Stored rows:
** START **

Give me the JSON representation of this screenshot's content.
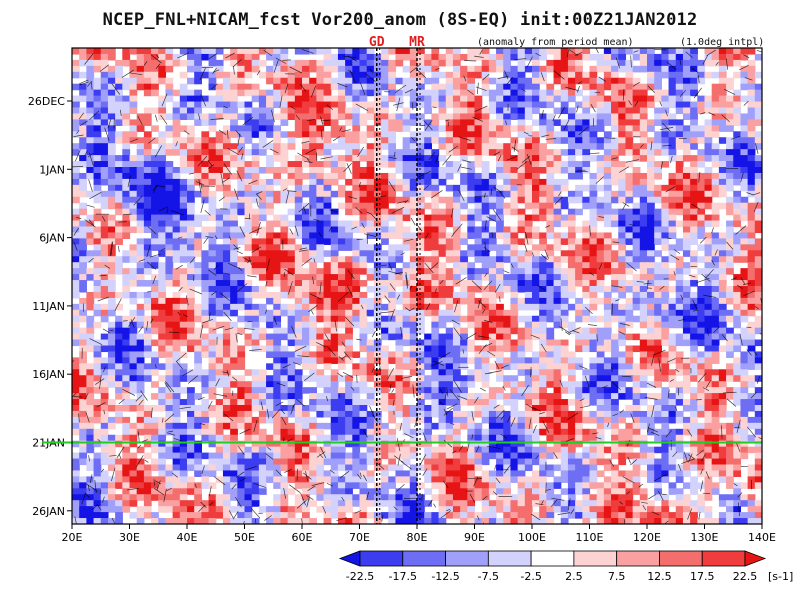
{
  "chart_data": {
    "type": "heatmap",
    "title": "NCEP_FNL+NICAM_fcst Vor200_anom (8S-EQ) init:00Z21JAN2012",
    "subtitle_left": "(anomaly from period mean)",
    "subtitle_right": "(1.0deg intpl)",
    "x_axis": {
      "ticks": [
        "20E",
        "30E",
        "40E",
        "50E",
        "60E",
        "70E",
        "80E",
        "90E",
        "100E",
        "110E",
        "120E",
        "130E",
        "140E"
      ],
      "range": [
        20,
        140
      ]
    },
    "y_axis": {
      "ticks": [
        "26DEC",
        "1JAN",
        "6JAN",
        "11JAN",
        "16JAN",
        "21JAN",
        "26JAN"
      ],
      "range_days_note": "time increases downward"
    },
    "colorbar": {
      "labels": [
        "-22.5",
        "-17.5",
        "-12.5",
        "-7.5",
        "-2.5",
        "2.5",
        "7.5",
        "12.5",
        "17.5",
        "22.5"
      ],
      "unit": "[s-1]",
      "colors": [
        "#1414e6",
        "#3c3cf0",
        "#6e6ef5",
        "#a0a0fa",
        "#d2d2fc",
        "#ffffff",
        "#fcd2d2",
        "#faa0a0",
        "#f56e6e",
        "#f03c3c",
        "#e61414"
      ]
    },
    "markers": [
      {
        "label": "GD",
        "lon": 73,
        "color": "#e02020"
      },
      {
        "label": "MR",
        "lon": 80,
        "color": "#e02020"
      }
    ],
    "init_line": {
      "date": "21JAN",
      "color": "#22cc22"
    }
  }
}
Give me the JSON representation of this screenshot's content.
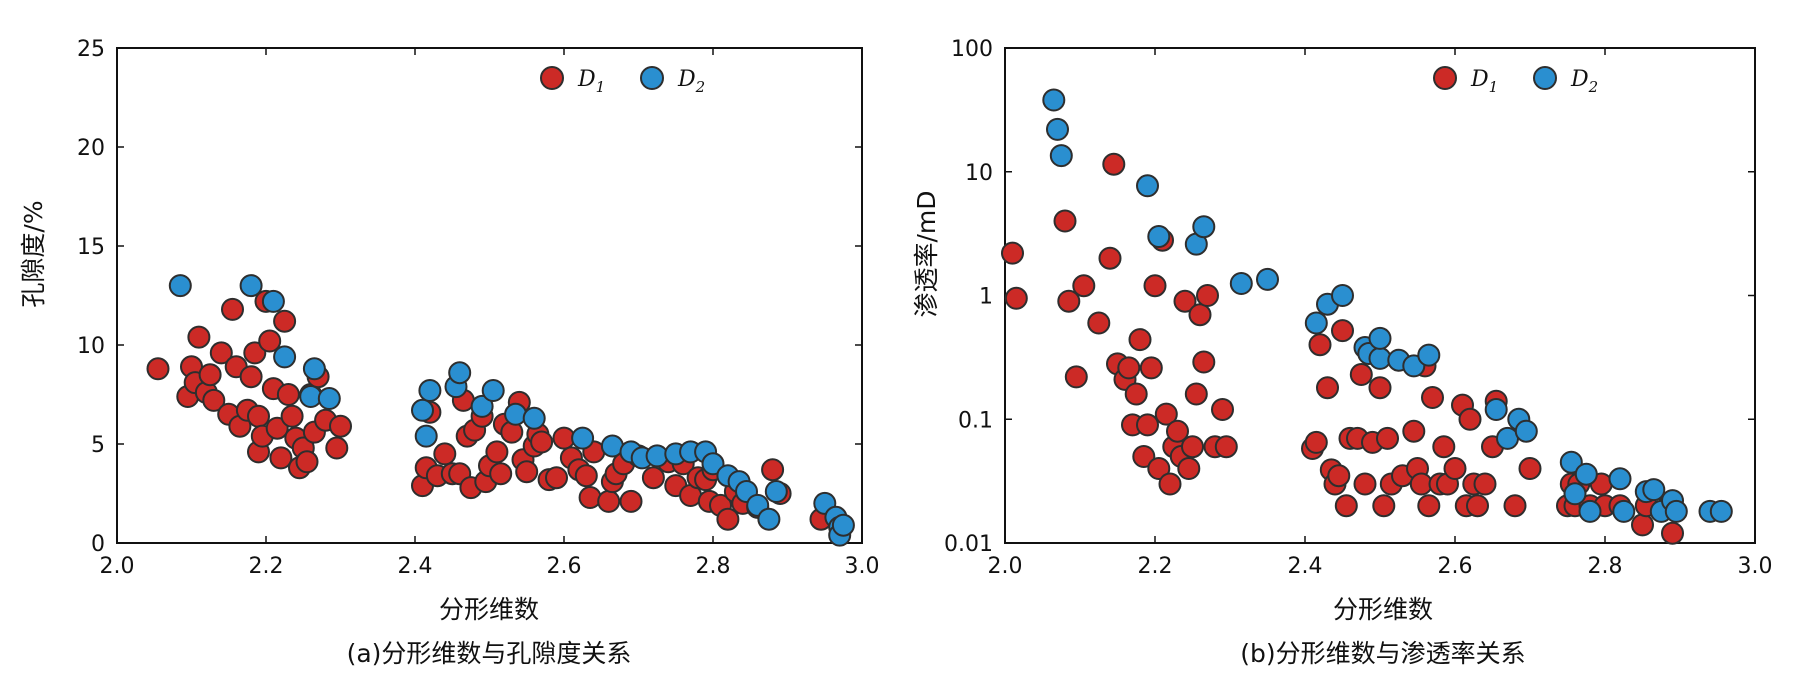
{
  "colors": {
    "D1": "#cc2a26",
    "D2": "#2a8fd0",
    "edge": "#2e2e2e"
  },
  "chart_data": [
    {
      "type": "scatter",
      "title": "",
      "caption": "(a)分形维数与孔隙度关系",
      "xlabel": "分形维数",
      "ylabel": "孔隙度/%",
      "xlim": [
        2.0,
        3.0
      ],
      "ylim": [
        0,
        25
      ],
      "xscale": "linear",
      "yscale": "linear",
      "xticks": [
        2.0,
        2.2,
        2.4,
        2.6,
        2.8,
        3.0
      ],
      "xtick_labels": [
        "2.0",
        "2.2",
        "2.4",
        "2.6",
        "2.8",
        "3.0"
      ],
      "yticks": [
        0,
        5,
        10,
        15,
        20,
        25
      ],
      "ytick_labels": [
        "0",
        "5",
        "10",
        "15",
        "20",
        "25"
      ],
      "grid": false,
      "legend_position": "top-right",
      "series": [
        {
          "name": "D1",
          "legend_main": "D",
          "legend_sub": "1",
          "color": "#cc2a26",
          "x": [
            2.055,
            2.095,
            2.1,
            2.105,
            2.11,
            2.12,
            2.125,
            2.13,
            2.14,
            2.15,
            2.155,
            2.16,
            2.165,
            2.175,
            2.18,
            2.185,
            2.19,
            2.19,
            2.195,
            2.2,
            2.205,
            2.21,
            2.215,
            2.22,
            2.225,
            2.23,
            2.235,
            2.24,
            2.245,
            2.25,
            2.255,
            2.26,
            2.265,
            2.27,
            2.28,
            2.295,
            2.3,
            2.41,
            2.415,
            2.42,
            2.43,
            2.44,
            2.45,
            2.46,
            2.465,
            2.47,
            2.475,
            2.48,
            2.49,
            2.495,
            2.5,
            2.51,
            2.515,
            2.52,
            2.53,
            2.54,
            2.545,
            2.55,
            2.56,
            2.565,
            2.57,
            2.58,
            2.59,
            2.6,
            2.61,
            2.62,
            2.63,
            2.635,
            2.64,
            2.66,
            2.665,
            2.67,
            2.68,
            2.69,
            2.7,
            2.72,
            2.74,
            2.75,
            2.76,
            2.77,
            2.78,
            2.79,
            2.795,
            2.8,
            2.81,
            2.82,
            2.83,
            2.84,
            2.86,
            2.88,
            2.89,
            2.945
          ],
          "y": [
            8.8,
            7.4,
            8.9,
            8.1,
            10.4,
            7.6,
            8.5,
            7.2,
            9.6,
            6.5,
            11.8,
            8.9,
            5.9,
            6.7,
            8.4,
            9.6,
            4.6,
            6.4,
            5.4,
            12.2,
            10.2,
            7.8,
            5.8,
            4.3,
            11.2,
            7.5,
            6.4,
            5.3,
            3.8,
            4.8,
            4.1,
            7.5,
            5.6,
            8.4,
            6.2,
            4.8,
            5.9,
            2.9,
            3.8,
            6.6,
            3.4,
            4.5,
            3.5,
            3.5,
            7.2,
            5.4,
            2.8,
            5.7,
            6.4,
            3.1,
            3.9,
            4.6,
            3.5,
            6.0,
            5.6,
            7.1,
            4.2,
            3.6,
            4.9,
            5.5,
            5.1,
            3.2,
            3.3,
            5.3,
            4.3,
            3.7,
            3.4,
            2.3,
            4.6,
            2.1,
            3.1,
            3.5,
            4.0,
            2.1,
            4.4,
            3.3,
            4.1,
            2.9,
            4.0,
            2.4,
            3.3,
            3.2,
            2.1,
            3.7,
            1.9,
            1.2,
            2.6,
            2.0,
            1.8,
            3.7,
            2.5,
            1.2
          ]
        },
        {
          "name": "D2",
          "legend_main": "D",
          "legend_sub": "2",
          "color": "#2a8fd0",
          "x": [
            2.085,
            2.18,
            2.21,
            2.225,
            2.26,
            2.265,
            2.285,
            2.41,
            2.415,
            2.42,
            2.455,
            2.46,
            2.49,
            2.505,
            2.535,
            2.56,
            2.625,
            2.665,
            2.69,
            2.705,
            2.725,
            2.75,
            2.77,
            2.79,
            2.8,
            2.82,
            2.835,
            2.845,
            2.86,
            2.875,
            2.885,
            2.95,
            2.965,
            2.97,
            2.97,
            2.975
          ],
          "y": [
            13.0,
            13.0,
            12.2,
            9.4,
            7.4,
            8.8,
            7.3,
            6.7,
            5.4,
            7.7,
            7.9,
            8.6,
            6.9,
            7.7,
            6.5,
            6.3,
            5.3,
            4.9,
            4.6,
            4.3,
            4.4,
            4.5,
            4.6,
            4.6,
            4.0,
            3.4,
            3.1,
            2.6,
            1.9,
            1.2,
            2.6,
            2.0,
            1.3,
            0.8,
            0.4,
            0.9
          ]
        }
      ]
    },
    {
      "type": "scatter",
      "title": "",
      "caption": "(b)分形维数与渗透率关系",
      "xlabel": "分形维数",
      "ylabel": "渗透率/mD",
      "xlim": [
        2.0,
        3.0
      ],
      "ylim": [
        0.01,
        100
      ],
      "xscale": "linear",
      "yscale": "log",
      "xticks": [
        2.0,
        2.2,
        2.4,
        2.6,
        2.8,
        3.0
      ],
      "xtick_labels": [
        "2.0",
        "2.2",
        "2.4",
        "2.6",
        "2.8",
        "3.0"
      ],
      "yticks": [
        0.01,
        0.1,
        1,
        10,
        100
      ],
      "ytick_labels": [
        "0.01",
        "0.1",
        "1",
        "10",
        "100"
      ],
      "grid": false,
      "legend_position": "top-right",
      "series": [
        {
          "name": "D1",
          "legend_main": "D",
          "legend_sub": "1",
          "color": "#cc2a26",
          "x": [
            2.01,
            2.015,
            2.08,
            2.085,
            2.095,
            2.105,
            2.125,
            2.14,
            2.145,
            2.15,
            2.16,
            2.165,
            2.17,
            2.175,
            2.18,
            2.185,
            2.19,
            2.195,
            2.2,
            2.205,
            2.21,
            2.215,
            2.22,
            2.225,
            2.23,
            2.235,
            2.24,
            2.245,
            2.25,
            2.255,
            2.26,
            2.265,
            2.27,
            2.28,
            2.29,
            2.295,
            2.41,
            2.415,
            2.42,
            2.43,
            2.435,
            2.44,
            2.445,
            2.45,
            2.455,
            2.46,
            2.47,
            2.475,
            2.48,
            2.49,
            2.5,
            2.505,
            2.51,
            2.515,
            2.53,
            2.545,
            2.55,
            2.555,
            2.56,
            2.565,
            2.57,
            2.58,
            2.585,
            2.59,
            2.6,
            2.61,
            2.615,
            2.62,
            2.625,
            2.63,
            2.64,
            2.65,
            2.655,
            2.68,
            2.7,
            2.75,
            2.755,
            2.76,
            2.765,
            2.78,
            2.795,
            2.8,
            2.82,
            2.85,
            2.855,
            2.885,
            2.89
          ],
          "y": [
            2.2,
            0.95,
            4.0,
            0.9,
            0.22,
            1.2,
            0.6,
            2.0,
            11.5,
            0.28,
            0.21,
            0.26,
            0.09,
            0.16,
            0.44,
            0.05,
            0.09,
            0.26,
            1.2,
            0.04,
            2.8,
            0.11,
            0.03,
            0.06,
            0.08,
            0.05,
            0.9,
            0.04,
            0.06,
            0.16,
            0.7,
            0.29,
            1.0,
            0.06,
            0.12,
            0.06,
            0.058,
            0.065,
            0.4,
            0.18,
            0.039,
            0.03,
            0.035,
            0.52,
            0.02,
            0.07,
            0.07,
            0.23,
            0.03,
            0.065,
            0.18,
            0.02,
            0.07,
            0.03,
            0.035,
            0.08,
            0.04,
            0.03,
            0.27,
            0.02,
            0.15,
            0.03,
            0.06,
            0.03,
            0.04,
            0.13,
            0.02,
            0.1,
            0.03,
            0.02,
            0.03,
            0.06,
            0.14,
            0.02,
            0.04,
            0.02,
            0.03,
            0.02,
            0.03,
            0.02,
            0.03,
            0.02,
            0.02,
            0.014,
            0.02,
            0.02,
            0.012
          ],
          "y_alt": []
        },
        {
          "name": "D2",
          "legend_main": "D",
          "legend_sub": "2",
          "color": "#2a8fd0",
          "x": [
            2.065,
            2.07,
            2.075,
            2.19,
            2.205,
            2.255,
            2.265,
            2.315,
            2.35,
            2.415,
            2.43,
            2.45,
            2.48,
            2.485,
            2.5,
            2.5,
            2.525,
            2.545,
            2.565,
            2.655,
            2.67,
            2.685,
            2.695,
            2.755,
            2.76,
            2.775,
            2.78,
            2.82,
            2.825,
            2.855,
            2.865,
            2.875,
            2.89,
            2.895,
            2.94,
            2.955
          ],
          "y": [
            38,
            22,
            13.5,
            7.7,
            3.0,
            2.6,
            3.6,
            1.25,
            1.35,
            0.6,
            0.85,
            1.0,
            0.38,
            0.34,
            0.31,
            0.45,
            0.3,
            0.27,
            0.33,
            0.12,
            0.07,
            0.1,
            0.08,
            0.045,
            0.025,
            0.036,
            0.018,
            0.033,
            0.018,
            0.026,
            0.027,
            0.018,
            0.022,
            0.018,
            0.018,
            0.018
          ]
        }
      ]
    }
  ]
}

** END **

Exercise description:
Only a number is expected here: the count of lines in the listing that hold the string "caption".

Answer to the task:
2